Copy each line of the entries that contains the word "this".

BEGIN

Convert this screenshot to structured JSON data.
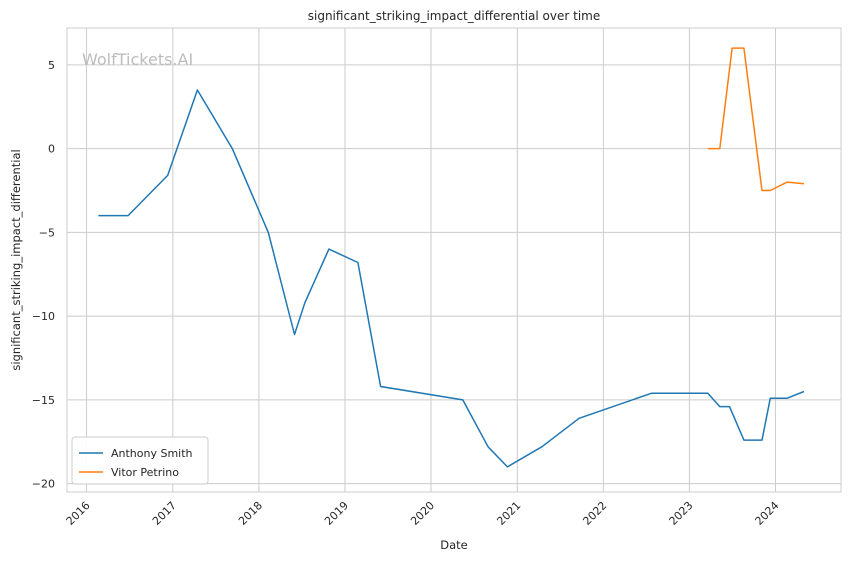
{
  "watermark": "WolfTickets.AI",
  "chart_data": {
    "type": "line",
    "title": "significant_striking_impact_differential over time",
    "xlabel": "Date",
    "ylabel": "significant_striking_impact_differential",
    "x_ticks": [
      "2016",
      "2017",
      "2018",
      "2019",
      "2020",
      "2021",
      "2022",
      "2023",
      "2024"
    ],
    "y_ticks": [
      5,
      0,
      -5,
      -10,
      -15,
      -20
    ],
    "xlim": [
      "2015-10-10",
      "2024-10-05"
    ],
    "ylim": [
      -20.5,
      7.2
    ],
    "grid": true,
    "legend_position": "bottom-left",
    "series": [
      {
        "name": "Anthony Smith",
        "color": "#1f77b4",
        "points": [
          [
            "2016-02-20",
            -4.0
          ],
          [
            "2016-06-25",
            -4.0
          ],
          [
            "2016-12-10",
            -1.6
          ],
          [
            "2017-04-15",
            3.5
          ],
          [
            "2017-09-10",
            0.0
          ],
          [
            "2018-02-10",
            -5.0
          ],
          [
            "2018-06-01",
            -11.1
          ],
          [
            "2018-07-15",
            -9.2
          ],
          [
            "2018-10-25",
            -6.0
          ],
          [
            "2019-02-25",
            -6.8
          ],
          [
            "2019-06-01",
            -14.2
          ],
          [
            "2020-05-15",
            -15.0
          ],
          [
            "2020-08-30",
            -17.8
          ],
          [
            "2020-11-20",
            -19.0
          ],
          [
            "2021-04-15",
            -17.8
          ],
          [
            "2021-09-20",
            -16.1
          ],
          [
            "2022-07-25",
            -14.6
          ],
          [
            "2023-03-20",
            -14.6
          ],
          [
            "2023-05-10",
            -15.4
          ],
          [
            "2023-06-20",
            -15.4
          ],
          [
            "2023-08-20",
            -17.4
          ],
          [
            "2023-11-05",
            -17.4
          ],
          [
            "2023-12-10",
            -14.9
          ],
          [
            "2024-02-20",
            -14.9
          ],
          [
            "2024-05-01",
            -14.5
          ]
        ]
      },
      {
        "name": "Vitor Petrino",
        "color": "#ff7f0e",
        "points": [
          [
            "2023-03-20",
            0.0
          ],
          [
            "2023-05-10",
            0.0
          ],
          [
            "2023-07-01",
            6.0
          ],
          [
            "2023-08-20",
            6.0
          ],
          [
            "2023-11-05",
            -2.5
          ],
          [
            "2023-12-10",
            -2.5
          ],
          [
            "2024-02-20",
            -2.0
          ],
          [
            "2024-05-01",
            -2.1
          ]
        ]
      }
    ]
  }
}
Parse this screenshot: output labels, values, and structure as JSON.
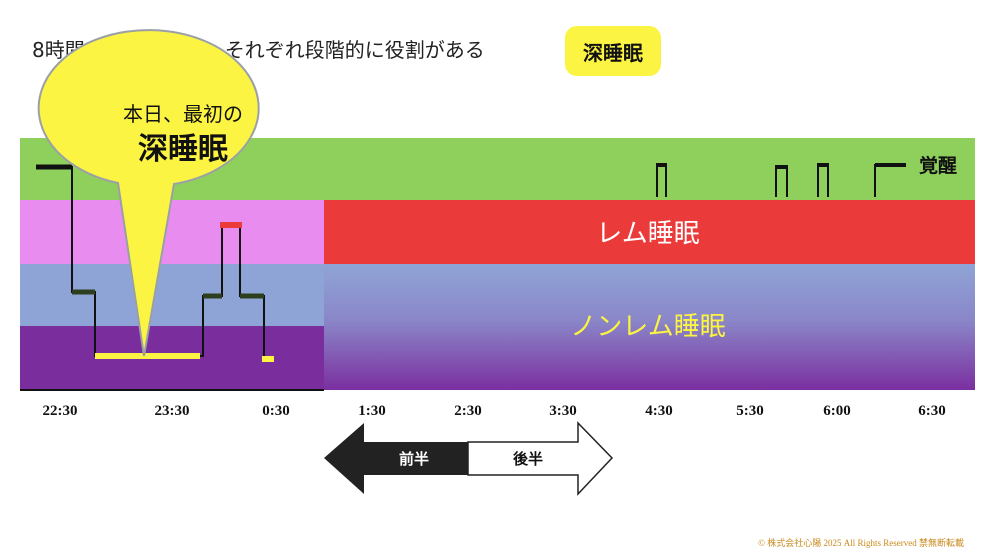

END

• EXERCISE ANSWER
Convert this screenshot to structured JSON data.
Parse this screenshot: output labels, values, and structure as JSON.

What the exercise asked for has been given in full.